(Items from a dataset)
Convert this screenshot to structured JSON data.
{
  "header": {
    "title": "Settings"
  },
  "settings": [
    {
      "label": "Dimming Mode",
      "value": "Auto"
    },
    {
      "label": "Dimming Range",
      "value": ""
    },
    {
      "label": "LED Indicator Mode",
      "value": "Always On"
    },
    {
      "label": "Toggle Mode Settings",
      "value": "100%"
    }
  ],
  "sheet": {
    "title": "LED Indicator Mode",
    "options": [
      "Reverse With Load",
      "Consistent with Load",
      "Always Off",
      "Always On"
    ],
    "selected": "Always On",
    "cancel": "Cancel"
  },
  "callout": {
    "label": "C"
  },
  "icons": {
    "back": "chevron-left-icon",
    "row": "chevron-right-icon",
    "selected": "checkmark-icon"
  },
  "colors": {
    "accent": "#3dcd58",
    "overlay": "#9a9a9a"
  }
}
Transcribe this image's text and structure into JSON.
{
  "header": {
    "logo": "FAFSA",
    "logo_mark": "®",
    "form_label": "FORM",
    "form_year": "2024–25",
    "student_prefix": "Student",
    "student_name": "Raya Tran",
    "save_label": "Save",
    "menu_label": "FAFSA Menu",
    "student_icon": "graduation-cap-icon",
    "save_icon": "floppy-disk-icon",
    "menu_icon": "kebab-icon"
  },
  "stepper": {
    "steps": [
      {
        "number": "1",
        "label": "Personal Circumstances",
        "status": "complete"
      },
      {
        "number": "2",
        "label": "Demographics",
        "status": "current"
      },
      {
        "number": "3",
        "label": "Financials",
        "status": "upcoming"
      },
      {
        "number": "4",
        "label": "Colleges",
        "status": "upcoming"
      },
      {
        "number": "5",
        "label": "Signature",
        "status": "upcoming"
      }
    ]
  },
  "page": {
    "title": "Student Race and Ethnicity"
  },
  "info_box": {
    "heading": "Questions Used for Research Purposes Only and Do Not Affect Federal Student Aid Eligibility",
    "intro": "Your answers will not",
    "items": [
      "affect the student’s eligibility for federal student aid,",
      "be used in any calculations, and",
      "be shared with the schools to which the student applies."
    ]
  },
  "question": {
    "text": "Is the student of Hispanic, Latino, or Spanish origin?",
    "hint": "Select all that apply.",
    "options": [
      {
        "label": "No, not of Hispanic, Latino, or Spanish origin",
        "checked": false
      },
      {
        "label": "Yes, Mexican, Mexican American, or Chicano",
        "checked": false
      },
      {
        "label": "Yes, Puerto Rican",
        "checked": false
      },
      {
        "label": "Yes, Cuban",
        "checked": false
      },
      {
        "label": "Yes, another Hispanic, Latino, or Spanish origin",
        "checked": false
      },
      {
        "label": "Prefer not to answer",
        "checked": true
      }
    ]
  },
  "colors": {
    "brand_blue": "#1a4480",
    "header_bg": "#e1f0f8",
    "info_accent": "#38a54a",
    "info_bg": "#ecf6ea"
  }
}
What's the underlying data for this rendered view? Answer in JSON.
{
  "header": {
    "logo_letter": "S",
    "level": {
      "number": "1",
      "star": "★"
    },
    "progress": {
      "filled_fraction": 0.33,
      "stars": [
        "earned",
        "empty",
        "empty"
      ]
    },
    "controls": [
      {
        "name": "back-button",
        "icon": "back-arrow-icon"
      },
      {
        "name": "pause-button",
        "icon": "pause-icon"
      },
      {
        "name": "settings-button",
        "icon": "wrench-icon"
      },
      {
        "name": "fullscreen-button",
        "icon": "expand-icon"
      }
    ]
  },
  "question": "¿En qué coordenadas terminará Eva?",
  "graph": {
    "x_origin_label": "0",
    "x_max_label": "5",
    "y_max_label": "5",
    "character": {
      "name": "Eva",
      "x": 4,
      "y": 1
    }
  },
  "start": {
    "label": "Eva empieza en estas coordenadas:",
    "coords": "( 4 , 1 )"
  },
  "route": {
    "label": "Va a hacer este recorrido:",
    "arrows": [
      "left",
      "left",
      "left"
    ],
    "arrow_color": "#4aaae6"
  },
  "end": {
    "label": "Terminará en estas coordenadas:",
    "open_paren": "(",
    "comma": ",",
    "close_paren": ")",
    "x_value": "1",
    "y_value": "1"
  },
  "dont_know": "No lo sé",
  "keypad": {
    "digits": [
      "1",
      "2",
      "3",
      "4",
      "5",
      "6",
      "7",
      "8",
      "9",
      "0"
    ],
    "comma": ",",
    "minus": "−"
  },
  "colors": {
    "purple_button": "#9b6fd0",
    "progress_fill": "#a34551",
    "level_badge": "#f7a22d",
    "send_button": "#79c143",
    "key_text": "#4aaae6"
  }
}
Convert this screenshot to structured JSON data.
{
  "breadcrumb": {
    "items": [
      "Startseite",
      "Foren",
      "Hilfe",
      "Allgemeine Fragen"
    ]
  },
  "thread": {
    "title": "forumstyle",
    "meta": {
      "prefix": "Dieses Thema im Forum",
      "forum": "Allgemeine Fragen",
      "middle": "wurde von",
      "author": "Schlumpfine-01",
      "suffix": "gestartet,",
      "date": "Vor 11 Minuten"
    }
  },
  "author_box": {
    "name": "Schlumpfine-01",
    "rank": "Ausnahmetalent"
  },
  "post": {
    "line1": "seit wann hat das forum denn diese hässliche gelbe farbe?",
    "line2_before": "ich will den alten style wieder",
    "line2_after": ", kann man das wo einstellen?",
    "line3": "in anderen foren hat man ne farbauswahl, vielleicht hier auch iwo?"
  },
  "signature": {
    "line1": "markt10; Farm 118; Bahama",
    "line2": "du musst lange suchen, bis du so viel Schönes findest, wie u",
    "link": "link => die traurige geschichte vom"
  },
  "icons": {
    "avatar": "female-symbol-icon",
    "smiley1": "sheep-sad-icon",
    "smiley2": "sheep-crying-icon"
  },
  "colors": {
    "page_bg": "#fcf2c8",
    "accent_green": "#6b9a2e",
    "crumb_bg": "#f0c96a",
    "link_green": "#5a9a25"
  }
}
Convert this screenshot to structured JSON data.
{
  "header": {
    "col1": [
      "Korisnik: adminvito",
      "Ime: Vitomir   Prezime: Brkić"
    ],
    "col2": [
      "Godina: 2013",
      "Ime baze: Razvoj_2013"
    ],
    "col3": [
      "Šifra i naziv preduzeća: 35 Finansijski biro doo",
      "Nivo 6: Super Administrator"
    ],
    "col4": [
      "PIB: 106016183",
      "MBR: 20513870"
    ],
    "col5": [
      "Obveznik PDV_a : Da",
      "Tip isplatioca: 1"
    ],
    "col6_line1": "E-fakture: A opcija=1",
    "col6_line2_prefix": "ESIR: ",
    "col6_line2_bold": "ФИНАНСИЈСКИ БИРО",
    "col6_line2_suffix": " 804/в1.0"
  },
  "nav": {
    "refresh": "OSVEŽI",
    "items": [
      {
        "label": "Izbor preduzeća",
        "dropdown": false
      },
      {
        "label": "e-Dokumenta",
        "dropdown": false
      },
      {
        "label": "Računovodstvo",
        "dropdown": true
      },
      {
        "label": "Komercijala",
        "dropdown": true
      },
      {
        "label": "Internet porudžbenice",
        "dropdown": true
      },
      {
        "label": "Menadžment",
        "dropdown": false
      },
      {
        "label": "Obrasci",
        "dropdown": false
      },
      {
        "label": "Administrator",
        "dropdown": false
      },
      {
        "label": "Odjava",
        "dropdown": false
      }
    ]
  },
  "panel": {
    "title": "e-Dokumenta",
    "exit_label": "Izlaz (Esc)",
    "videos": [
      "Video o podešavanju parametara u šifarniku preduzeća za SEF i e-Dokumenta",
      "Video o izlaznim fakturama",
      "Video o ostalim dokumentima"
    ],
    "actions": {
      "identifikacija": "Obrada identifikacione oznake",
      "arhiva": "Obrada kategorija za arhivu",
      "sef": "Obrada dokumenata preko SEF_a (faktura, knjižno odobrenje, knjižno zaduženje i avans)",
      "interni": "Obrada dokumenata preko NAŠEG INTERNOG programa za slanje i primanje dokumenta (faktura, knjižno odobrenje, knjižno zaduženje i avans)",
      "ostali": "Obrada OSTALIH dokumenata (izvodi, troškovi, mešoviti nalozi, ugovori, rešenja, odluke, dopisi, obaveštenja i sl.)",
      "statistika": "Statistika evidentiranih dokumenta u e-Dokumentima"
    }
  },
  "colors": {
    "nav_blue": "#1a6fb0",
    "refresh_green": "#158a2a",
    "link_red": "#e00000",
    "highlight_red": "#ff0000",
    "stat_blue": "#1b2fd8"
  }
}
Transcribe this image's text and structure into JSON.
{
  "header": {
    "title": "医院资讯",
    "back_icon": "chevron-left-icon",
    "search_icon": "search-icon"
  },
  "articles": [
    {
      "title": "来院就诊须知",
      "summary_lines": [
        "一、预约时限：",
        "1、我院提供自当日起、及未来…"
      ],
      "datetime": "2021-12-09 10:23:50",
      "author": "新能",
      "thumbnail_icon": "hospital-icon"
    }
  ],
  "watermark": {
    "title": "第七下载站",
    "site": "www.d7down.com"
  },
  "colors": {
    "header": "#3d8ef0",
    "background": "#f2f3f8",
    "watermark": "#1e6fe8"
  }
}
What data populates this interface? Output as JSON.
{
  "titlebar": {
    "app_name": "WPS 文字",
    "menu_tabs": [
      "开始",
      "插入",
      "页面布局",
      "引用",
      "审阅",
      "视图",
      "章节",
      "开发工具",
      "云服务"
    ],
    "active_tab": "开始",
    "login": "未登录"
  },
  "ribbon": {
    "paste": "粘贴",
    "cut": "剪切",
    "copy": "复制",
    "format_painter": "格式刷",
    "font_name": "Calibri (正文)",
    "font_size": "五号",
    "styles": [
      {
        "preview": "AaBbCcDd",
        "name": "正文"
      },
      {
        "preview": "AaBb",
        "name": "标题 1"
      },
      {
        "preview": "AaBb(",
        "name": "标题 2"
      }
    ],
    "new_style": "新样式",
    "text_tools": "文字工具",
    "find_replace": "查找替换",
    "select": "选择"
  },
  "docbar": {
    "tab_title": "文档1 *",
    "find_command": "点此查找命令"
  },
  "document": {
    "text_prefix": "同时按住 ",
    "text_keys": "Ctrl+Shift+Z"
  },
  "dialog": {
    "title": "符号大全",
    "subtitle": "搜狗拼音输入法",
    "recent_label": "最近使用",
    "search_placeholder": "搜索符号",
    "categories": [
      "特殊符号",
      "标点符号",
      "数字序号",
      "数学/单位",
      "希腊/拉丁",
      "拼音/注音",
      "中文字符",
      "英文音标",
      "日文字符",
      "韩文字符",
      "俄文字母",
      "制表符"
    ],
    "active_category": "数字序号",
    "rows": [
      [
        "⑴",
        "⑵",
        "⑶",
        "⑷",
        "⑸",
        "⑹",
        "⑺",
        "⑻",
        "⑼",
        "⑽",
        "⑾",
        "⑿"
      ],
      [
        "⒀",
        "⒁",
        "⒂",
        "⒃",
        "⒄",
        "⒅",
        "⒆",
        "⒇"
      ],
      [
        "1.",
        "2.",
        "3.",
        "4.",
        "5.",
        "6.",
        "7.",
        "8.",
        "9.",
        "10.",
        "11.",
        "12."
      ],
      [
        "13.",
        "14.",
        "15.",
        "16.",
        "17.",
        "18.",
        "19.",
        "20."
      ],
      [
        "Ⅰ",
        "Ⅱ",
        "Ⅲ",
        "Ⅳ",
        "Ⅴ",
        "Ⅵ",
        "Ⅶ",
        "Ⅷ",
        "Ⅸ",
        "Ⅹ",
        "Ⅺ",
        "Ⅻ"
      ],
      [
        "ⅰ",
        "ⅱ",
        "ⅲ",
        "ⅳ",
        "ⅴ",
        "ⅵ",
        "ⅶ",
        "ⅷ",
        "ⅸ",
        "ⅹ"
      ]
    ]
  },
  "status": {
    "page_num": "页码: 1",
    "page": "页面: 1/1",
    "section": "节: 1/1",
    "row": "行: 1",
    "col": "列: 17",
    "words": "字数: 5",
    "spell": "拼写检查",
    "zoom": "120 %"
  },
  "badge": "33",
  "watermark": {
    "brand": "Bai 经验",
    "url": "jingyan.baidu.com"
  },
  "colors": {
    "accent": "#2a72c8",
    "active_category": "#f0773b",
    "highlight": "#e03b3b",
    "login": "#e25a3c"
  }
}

GIVEN INSTRUCTION: Copy out every line from the data above that has "Latino" in it.

WRITTEN SOLUTION:
    "text": "Is the student of Hispanic, Latino, or Spanish origin?",
        "label": "No, not of Hispanic, Latino, or Spanish origin",
        "label": "Yes, another Hispanic, Latino, or Spanish origin",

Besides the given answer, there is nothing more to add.